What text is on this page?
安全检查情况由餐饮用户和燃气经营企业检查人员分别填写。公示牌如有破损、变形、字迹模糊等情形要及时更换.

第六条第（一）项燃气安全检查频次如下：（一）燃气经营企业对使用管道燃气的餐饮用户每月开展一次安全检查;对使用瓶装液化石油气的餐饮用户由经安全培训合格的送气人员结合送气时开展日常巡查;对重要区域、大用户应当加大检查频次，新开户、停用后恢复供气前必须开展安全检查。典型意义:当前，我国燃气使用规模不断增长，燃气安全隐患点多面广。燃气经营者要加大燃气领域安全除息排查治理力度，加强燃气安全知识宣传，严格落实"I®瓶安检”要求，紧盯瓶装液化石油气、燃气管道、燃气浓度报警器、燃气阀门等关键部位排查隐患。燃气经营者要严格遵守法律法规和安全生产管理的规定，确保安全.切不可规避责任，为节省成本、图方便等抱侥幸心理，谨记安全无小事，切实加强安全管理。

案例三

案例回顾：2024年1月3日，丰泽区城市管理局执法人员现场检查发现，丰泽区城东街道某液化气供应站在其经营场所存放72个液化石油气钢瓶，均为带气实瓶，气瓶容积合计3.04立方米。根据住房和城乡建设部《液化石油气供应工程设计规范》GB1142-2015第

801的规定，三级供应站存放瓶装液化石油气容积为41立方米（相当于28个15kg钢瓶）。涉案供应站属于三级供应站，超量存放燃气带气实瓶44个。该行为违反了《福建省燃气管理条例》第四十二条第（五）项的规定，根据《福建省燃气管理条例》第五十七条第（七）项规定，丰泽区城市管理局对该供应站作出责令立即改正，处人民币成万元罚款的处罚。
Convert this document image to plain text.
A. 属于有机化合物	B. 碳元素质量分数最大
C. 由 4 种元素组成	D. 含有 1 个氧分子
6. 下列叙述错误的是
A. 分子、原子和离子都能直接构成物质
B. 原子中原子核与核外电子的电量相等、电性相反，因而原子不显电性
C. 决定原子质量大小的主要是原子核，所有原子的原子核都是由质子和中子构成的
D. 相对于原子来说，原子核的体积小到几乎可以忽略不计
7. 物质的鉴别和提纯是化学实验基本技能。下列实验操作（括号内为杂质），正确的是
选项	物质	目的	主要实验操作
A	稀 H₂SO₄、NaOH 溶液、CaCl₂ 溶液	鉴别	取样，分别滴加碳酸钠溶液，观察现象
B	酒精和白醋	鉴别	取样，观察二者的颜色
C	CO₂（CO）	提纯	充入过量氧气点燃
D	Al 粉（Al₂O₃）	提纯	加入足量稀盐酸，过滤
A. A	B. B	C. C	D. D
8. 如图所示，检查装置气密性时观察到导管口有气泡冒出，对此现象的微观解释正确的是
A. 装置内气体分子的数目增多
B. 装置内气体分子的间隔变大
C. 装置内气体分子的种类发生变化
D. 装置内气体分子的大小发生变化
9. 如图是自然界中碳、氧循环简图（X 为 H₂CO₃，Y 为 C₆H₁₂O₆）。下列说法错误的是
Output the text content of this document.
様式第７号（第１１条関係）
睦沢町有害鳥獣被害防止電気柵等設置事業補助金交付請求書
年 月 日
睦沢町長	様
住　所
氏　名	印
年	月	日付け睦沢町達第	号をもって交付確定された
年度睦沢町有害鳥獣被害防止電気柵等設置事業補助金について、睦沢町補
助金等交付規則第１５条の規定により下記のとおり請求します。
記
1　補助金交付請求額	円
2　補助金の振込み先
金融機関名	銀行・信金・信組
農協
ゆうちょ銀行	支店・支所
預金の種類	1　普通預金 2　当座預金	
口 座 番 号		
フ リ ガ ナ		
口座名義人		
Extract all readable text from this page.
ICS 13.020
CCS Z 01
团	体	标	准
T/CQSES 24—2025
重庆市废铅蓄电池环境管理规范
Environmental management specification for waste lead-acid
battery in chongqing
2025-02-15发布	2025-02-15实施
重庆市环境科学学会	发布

### The request
Extract the whole listing, character for character.

### Complete answer
What text is on this page?
安全检查情况由餐饮用户和燃气经营企业检查人员分别填写。公示牌如有破损、变形、字迹模糊等情形要及时更换.

第六条第（一）项燃气安全检查频次如下：（一）燃气经营企业对使用管道燃气的餐饮用户每月开展一次安全检查;对使用瓶装液化石油气的餐饮用户由经安全培训合格的送气人员结合送气时开展日常巡查;对重要区域、大用户应当加大检查频次，新开户、停用后恢复供气前必须开展安全检查。典型意义:当前，我国燃气使用规模不断增长，燃气安全隐患点多面广。燃气经营者要加大燃气领域安全除息排查治理力度，加强燃气安全知识宣传，严格落实"I®瓶安检”要求，紧盯瓶装液化石油气、燃气管道、燃气浓度报警器、燃气阀门等关键部位排查隐患。燃气经营者要严格遵守法律法规和安全生产管理的规定，确保安全.切不可规避责任，为节省成本、图方便等抱侥幸心理，谨记安全无小事，切实加强安全管理。

案例三

案例回顾：2024年1月3日，丰泽区城市管理局执法人员现场检查发现，丰泽区城东街道某液化气供应站在其经营场所存放72个液化石油气钢瓶，均为带气实瓶，气瓶容积合计3.04立方米。根据住房和城乡建设部《液化石油气供应工程设计规范》GB1142-2015第

801的规定，三级供应站存放瓶装液化石油气容积为41立方米（相当于28个15kg钢瓶）。涉案供应站属于三级供应站，超量存放燃气带气实瓶44个。该行为违反了《福建省燃气管理条例》第四十二条第（五）项的规定，根据《福建省燃气管理条例》第五十七条第（七）项规定，丰泽区城市管理局对该供应站作出责令立即改正，处人民币成万元罚款的处罚。
Convert this document image to plain text.
A. 属于有机化合物	B. 碳元素质量分数最大
C. 由 4 种元素组成	D. 含有 1 个氧分子
6. 下列叙述错误的是
A. 分子、原子和离子都能直接构成物质
B. 原子中原子核与核外电子的电量相等、电性相反，因而原子不显电性
C. 决定原子质量大小的主要是原子核，所有原子的原子核都是由质子和中子构成的
D. 相对于原子来说，原子核的体积小到几乎可以忽略不计
7. 物质的鉴别和提纯是化学实验基本技能。下列实验操作（括号内为杂质），正确的是
选项	物质	目的	主要实验操作
A	稀 H₂SO₄、NaOH 溶液、CaCl₂ 溶液	鉴别	取样，分别滴加碳酸钠溶液，观察现象
B	酒精和白醋	鉴别	取样，观察二者的颜色
C	CO₂（CO）	提纯	充入过量氧气点燃
D	Al 粉（Al₂O₃）	提纯	加入足量稀盐酸，过滤
A. A	B. B	C. C	D. D
8. 如图所示，检查装置气密性时观察到导管口有气泡冒出，对此现象的微观解释正确的是
A. 装置内气体分子的数目增多
B. 装置内气体分子的间隔变大
C. 装置内气体分子的种类发生变化
D. 装置内气体分子的大小发生变化
9. 如图是自然界中碳、氧循环简图（X 为 H₂CO₃，Y 为 C₆H₁₂O₆）。下列说法错误的是
Output the text content of this document.
様式第７号（第１１条関係）
睦沢町有害鳥獣被害防止電気柵等設置事業補助金交付請求書
年 月 日
睦沢町長	様
住　所
氏　名	印
年	月	日付け睦沢町達第	号をもって交付確定された
年度睦沢町有害鳥獣被害防止電気柵等設置事業補助金について、睦沢町補
助金等交付規則第１５条の規定により下記のとおり請求します。
記
1　補助金交付請求額	円
2　補助金の振込み先
金融機関名	銀行・信金・信組
農協
ゆうちょ銀行	支店・支所
預金の種類	1　普通預金 2　当座預金	
口 座 番 号		
フ リ ガ ナ		
口座名義人		
Extract all readable text from this page.
ICS 13.020
CCS Z 01
团	体	标	准
T/CQSES 24—2025
重庆市废铅蓄电池环境管理规范
Environmental management specification for waste lead-acid
battery in chongqing
2025-02-15发布	2025-02-15实施
重庆市环境科学学会	发布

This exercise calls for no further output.